[Records start]
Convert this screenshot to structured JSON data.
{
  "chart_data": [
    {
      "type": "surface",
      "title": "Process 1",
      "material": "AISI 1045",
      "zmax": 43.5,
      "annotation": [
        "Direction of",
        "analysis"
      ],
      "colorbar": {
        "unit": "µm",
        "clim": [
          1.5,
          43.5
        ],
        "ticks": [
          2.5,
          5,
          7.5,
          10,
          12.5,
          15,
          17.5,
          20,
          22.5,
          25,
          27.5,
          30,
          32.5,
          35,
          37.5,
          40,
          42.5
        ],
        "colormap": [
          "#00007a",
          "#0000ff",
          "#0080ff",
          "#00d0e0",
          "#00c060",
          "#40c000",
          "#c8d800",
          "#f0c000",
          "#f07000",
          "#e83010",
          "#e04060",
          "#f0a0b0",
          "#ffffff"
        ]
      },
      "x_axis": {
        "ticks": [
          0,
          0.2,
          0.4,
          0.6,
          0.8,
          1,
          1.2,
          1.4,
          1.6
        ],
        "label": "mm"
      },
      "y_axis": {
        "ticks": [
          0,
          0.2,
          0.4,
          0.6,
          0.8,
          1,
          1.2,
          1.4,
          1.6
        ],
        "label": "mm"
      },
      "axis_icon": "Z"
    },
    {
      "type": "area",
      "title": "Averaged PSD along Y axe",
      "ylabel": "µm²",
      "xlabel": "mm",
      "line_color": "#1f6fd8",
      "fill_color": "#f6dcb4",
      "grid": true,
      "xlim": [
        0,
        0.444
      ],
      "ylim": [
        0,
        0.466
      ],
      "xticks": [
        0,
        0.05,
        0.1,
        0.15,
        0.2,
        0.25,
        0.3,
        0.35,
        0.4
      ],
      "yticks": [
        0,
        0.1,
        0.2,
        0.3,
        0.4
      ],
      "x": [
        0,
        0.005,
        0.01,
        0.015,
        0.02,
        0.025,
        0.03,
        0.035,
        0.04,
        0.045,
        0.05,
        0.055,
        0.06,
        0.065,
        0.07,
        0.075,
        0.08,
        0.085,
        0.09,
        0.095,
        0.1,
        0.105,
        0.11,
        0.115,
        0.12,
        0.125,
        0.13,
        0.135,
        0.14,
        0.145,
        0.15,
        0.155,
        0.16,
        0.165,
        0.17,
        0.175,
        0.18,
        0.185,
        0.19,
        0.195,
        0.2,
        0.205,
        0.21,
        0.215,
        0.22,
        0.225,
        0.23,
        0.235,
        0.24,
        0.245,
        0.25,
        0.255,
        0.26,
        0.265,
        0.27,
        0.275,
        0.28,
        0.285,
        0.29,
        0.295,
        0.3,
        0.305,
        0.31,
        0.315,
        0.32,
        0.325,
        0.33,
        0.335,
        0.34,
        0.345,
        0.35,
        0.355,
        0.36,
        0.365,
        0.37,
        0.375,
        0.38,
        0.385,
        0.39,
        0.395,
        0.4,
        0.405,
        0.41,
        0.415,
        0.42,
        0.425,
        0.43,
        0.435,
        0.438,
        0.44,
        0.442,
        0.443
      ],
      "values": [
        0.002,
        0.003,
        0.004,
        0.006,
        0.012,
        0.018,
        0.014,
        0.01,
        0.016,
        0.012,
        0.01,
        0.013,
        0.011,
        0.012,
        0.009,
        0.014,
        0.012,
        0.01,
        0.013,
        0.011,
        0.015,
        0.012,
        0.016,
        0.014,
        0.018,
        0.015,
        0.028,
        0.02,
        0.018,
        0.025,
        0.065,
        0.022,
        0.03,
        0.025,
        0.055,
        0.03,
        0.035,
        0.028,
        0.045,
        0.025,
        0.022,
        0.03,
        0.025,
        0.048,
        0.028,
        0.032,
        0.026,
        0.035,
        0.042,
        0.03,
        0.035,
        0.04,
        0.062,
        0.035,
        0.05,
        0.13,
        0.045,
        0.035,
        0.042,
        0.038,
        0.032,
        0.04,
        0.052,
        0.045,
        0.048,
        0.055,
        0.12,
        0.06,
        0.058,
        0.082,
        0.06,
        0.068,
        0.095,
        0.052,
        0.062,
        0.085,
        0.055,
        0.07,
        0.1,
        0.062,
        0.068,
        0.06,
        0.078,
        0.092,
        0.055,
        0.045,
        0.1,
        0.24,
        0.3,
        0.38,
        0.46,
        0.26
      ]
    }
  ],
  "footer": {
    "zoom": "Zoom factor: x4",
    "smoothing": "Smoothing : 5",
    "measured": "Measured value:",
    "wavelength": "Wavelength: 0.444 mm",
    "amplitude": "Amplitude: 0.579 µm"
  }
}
[Records end]
Search the listing above for the string "title". Copy every line that contains it.

Correct answer:
      "title": "Process 1",
      "title": "Averaged PSD along Y axe",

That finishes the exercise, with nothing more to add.